● **REQUIREMENTS**: Restate the entire listing word for word.

● **RECORDS FOR THIS TASK**:
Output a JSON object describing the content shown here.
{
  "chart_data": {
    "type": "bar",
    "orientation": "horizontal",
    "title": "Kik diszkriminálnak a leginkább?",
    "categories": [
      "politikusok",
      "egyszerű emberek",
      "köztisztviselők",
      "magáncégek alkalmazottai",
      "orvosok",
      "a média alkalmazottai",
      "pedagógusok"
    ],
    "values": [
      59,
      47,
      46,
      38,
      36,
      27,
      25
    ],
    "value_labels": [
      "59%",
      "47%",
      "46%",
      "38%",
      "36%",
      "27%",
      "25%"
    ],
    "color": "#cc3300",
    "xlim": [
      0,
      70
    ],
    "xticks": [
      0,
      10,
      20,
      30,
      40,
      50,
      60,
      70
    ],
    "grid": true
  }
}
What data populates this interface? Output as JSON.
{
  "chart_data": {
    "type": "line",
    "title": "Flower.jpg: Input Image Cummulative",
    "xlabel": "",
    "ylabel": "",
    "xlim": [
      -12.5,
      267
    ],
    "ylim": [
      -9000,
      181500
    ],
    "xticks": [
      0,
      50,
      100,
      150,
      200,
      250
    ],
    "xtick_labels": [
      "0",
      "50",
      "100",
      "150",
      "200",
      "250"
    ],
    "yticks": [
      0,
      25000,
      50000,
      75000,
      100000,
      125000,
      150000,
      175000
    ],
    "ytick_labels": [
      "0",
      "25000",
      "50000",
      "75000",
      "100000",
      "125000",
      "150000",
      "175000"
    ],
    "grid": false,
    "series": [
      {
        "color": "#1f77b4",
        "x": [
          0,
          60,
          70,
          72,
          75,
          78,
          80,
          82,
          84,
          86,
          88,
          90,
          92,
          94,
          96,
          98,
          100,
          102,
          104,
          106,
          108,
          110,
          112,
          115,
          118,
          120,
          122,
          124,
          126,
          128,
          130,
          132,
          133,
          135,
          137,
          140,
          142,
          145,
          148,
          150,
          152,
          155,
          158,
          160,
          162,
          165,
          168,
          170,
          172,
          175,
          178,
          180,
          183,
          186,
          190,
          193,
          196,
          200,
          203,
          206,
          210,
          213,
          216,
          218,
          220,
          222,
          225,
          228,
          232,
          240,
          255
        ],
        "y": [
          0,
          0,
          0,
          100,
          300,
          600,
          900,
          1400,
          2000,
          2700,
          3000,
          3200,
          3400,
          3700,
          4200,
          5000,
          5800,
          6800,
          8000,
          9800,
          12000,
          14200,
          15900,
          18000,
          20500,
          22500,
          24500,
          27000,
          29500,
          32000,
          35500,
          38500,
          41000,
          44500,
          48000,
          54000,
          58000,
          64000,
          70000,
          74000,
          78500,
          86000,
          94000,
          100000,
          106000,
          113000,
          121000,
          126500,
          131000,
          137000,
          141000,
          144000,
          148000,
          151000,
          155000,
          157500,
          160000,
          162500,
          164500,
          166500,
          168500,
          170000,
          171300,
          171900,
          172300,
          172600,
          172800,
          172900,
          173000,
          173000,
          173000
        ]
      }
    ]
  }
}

● **RESULT**:
Output a JSON object describing the content shown here.
{
  "chart_data": {
    "type": "bar",
    "orientation": "horizontal",
    "title": "Kik diszkriminálnak a leginkább?",
    "categories": [
      "politikusok",
      "egyszerű emberek",
      "köztisztviselők",
      "magáncégek alkalmazottai",
      "orvosok",
      "a média alkalmazottai",
      "pedagógusok"
    ],
    "values": [
      59,
      47,
      46,
      38,
      36,
      27,
      25
    ],
    "value_labels": [
      "59%",
      "47%",
      "46%",
      "38%",
      "36%",
      "27%",
      "25%"
    ],
    "color": "#cc3300",
    "xlim": [
      0,
      70
    ],
    "xticks": [
      0,
      10,
      20,
      30,
      40,
      50,
      60,
      70
    ],
    "grid": true
  }
}
What data populates this interface? Output as JSON.
{
  "chart_data": {
    "type": "line",
    "title": "Flower.jpg: Input Image Cummulative",
    "xlabel": "",
    "ylabel": "",
    "xlim": [
      -12.5,
      267
    ],
    "ylim": [
      -9000,
      181500
    ],
    "xticks": [
      0,
      50,
      100,
      150,
      200,
      250
    ],
    "xtick_labels": [
      "0",
      "50",
      "100",
      "150",
      "200",
      "250"
    ],
    "yticks": [
      0,
      25000,
      50000,
      75000,
      100000,
      125000,
      150000,
      175000
    ],
    "ytick_labels": [
      "0",
      "25000",
      "50000",
      "75000",
      "100000",
      "125000",
      "150000",
      "175000"
    ],
    "grid": false,
    "series": [
      {
        "color": "#1f77b4",
        "x": [
          0,
          60,
          70,
          72,
          75,
          78,
          80,
          82,
          84,
          86,
          88,
          90,
          92,
          94,
          96,
          98,
          100,
          102,
          104,
          106,
          108,
          110,
          112,
          115,
          118,
          120,
          122,
          124,
          126,
          128,
          130,
          132,
          133,
          135,
          137,
          140,
          142,
          145,
          148,
          150,
          152,
          155,
          158,
          160,
          162,
          165,
          168,
          170,
          172,
          175,
          178,
          180,
          183,
          186,
          190,
          193,
          196,
          200,
          203,
          206,
          210,
          213,
          216,
          218,
          220,
          222,
          225,
          228,
          232,
          240,
          255
        ],
        "y": [
          0,
          0,
          0,
          100,
          300,
          600,
          900,
          1400,
          2000,
          2700,
          3000,
          3200,
          3400,
          3700,
          4200,
          5000,
          5800,
          6800,
          8000,
          9800,
          12000,
          14200,
          15900,
          18000,
          20500,
          22500,
          24500,
          27000,
          29500,
          32000,
          35500,
          38500,
          41000,
          44500,
          48000,
          54000,
          58000,
          64000,
          70000,
          74000,
          78500,
          86000,
          94000,
          100000,
          106000,
          113000,
          121000,
          126500,
          131000,
          137000,
          141000,
          144000,
          148000,
          151000,
          155000,
          157500,
          160000,
          162500,
          164500,
          166500,
          168500,
          170000,
          171300,
          171900,
          172300,
          172600,
          172800,
          172900,
          173000,
          173000,
          173000
        ]
      }
    ]
  }
}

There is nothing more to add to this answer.